▶ **Exercise prompt**:
Copy out each line in the material below that has the word "Landhausdiele".

▶ **Data rows**:
★ ★ ★ ★ ★ ★ ★
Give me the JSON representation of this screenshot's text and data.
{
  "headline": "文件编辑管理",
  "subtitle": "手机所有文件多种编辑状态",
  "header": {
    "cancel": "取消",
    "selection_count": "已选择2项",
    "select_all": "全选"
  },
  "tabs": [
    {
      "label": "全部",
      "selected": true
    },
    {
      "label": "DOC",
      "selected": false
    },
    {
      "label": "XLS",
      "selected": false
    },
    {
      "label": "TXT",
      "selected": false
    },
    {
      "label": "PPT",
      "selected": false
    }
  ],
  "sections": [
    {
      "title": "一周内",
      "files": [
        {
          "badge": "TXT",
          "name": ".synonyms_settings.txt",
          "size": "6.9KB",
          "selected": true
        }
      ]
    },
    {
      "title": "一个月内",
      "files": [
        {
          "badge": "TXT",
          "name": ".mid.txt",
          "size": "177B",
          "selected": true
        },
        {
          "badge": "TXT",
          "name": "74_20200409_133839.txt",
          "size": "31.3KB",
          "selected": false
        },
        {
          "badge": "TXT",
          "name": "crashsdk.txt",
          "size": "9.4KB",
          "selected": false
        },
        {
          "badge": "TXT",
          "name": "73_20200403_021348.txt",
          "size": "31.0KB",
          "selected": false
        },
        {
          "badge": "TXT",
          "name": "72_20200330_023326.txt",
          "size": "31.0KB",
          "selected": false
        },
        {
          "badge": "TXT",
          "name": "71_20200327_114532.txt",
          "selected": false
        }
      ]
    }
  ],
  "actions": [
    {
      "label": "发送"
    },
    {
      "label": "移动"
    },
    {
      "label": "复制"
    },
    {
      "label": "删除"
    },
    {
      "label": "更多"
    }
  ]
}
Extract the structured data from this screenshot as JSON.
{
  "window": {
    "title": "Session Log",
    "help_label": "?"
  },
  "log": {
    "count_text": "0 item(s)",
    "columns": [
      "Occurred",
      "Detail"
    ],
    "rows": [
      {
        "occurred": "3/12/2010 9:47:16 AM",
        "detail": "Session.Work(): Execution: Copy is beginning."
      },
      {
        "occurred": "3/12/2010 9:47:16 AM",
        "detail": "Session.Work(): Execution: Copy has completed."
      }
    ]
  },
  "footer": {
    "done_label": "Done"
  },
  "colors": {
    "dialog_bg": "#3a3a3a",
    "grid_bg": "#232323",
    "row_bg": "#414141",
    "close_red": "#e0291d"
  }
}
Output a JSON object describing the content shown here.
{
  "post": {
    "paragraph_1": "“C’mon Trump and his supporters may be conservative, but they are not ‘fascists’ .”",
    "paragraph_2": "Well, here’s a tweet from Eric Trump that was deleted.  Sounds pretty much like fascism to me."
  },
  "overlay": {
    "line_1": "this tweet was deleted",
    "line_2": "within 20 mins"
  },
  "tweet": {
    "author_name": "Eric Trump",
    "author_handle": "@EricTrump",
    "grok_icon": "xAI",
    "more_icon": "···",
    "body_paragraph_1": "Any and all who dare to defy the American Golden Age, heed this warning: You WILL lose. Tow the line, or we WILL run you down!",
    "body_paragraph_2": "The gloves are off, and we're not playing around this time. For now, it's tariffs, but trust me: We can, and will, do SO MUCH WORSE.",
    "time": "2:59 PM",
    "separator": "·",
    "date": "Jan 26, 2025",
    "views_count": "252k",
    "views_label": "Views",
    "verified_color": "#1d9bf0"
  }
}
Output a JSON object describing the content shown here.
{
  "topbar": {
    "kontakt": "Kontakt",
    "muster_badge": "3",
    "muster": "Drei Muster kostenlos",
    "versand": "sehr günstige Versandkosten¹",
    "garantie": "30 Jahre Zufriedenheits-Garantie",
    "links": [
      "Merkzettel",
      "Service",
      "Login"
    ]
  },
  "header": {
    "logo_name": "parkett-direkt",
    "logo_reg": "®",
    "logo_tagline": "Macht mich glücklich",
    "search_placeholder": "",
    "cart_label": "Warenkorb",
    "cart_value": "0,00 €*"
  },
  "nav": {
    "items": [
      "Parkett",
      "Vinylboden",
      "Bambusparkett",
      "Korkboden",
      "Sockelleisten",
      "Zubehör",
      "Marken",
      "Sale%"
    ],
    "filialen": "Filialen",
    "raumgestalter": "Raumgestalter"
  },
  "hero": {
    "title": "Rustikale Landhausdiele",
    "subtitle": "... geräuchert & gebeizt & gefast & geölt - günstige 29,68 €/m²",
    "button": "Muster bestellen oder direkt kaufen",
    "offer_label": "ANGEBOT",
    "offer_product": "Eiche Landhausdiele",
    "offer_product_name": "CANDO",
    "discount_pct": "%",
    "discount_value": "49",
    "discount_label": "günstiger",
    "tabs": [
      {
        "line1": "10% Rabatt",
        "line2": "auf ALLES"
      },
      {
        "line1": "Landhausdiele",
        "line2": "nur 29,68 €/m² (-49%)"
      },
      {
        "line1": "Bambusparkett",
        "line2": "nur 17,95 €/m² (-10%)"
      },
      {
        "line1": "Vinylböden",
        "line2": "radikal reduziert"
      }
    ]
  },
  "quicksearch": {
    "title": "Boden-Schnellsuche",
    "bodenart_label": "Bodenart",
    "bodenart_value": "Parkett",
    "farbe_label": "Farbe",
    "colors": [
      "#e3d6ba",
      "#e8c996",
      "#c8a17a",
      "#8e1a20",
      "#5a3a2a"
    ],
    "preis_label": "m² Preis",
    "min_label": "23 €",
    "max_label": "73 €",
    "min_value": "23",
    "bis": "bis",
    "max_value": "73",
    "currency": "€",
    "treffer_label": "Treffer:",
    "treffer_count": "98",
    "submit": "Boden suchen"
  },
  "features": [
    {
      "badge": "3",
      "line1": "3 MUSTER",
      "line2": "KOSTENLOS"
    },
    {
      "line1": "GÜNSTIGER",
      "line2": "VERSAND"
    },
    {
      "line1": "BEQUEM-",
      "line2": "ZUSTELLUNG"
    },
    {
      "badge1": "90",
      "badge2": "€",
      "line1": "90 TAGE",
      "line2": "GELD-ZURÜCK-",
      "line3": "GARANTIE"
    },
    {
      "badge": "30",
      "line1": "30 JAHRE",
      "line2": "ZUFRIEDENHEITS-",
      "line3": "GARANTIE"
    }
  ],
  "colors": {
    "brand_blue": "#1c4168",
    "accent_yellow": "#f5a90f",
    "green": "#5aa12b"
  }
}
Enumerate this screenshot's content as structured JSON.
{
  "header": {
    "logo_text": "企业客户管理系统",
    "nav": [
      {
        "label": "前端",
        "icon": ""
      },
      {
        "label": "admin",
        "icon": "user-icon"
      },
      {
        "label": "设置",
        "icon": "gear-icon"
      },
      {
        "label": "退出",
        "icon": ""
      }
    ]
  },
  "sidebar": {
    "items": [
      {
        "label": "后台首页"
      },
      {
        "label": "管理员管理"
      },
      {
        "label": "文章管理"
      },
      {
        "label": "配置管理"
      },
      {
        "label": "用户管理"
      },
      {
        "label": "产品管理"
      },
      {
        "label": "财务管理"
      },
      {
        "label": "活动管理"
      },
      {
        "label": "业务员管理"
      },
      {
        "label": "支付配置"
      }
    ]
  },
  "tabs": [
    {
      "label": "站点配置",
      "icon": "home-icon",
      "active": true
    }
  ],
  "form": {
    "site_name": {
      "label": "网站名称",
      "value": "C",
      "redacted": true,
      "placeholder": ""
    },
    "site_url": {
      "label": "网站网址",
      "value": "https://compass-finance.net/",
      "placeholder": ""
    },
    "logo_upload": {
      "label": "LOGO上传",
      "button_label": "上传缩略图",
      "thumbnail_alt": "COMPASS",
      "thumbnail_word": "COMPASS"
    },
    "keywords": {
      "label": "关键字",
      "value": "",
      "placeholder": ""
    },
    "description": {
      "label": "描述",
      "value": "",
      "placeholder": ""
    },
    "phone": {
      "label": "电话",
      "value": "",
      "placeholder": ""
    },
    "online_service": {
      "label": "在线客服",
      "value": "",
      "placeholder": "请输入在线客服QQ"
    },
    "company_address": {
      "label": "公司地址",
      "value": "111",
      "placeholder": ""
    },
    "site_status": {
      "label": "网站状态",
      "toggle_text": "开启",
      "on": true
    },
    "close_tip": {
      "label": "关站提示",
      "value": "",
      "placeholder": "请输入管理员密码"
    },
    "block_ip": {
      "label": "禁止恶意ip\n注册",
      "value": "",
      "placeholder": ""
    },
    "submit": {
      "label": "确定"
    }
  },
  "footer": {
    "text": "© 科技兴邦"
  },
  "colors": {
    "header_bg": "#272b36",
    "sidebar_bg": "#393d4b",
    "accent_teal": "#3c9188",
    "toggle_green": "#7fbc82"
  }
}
★ ★ ★ ★ ★ ★ ★
▶ **Result below**:
    "title": "Rustikale Landhausdiele",
    "offer_product": "Eiche Landhausdiele",
        "line1": "Landhausdiele",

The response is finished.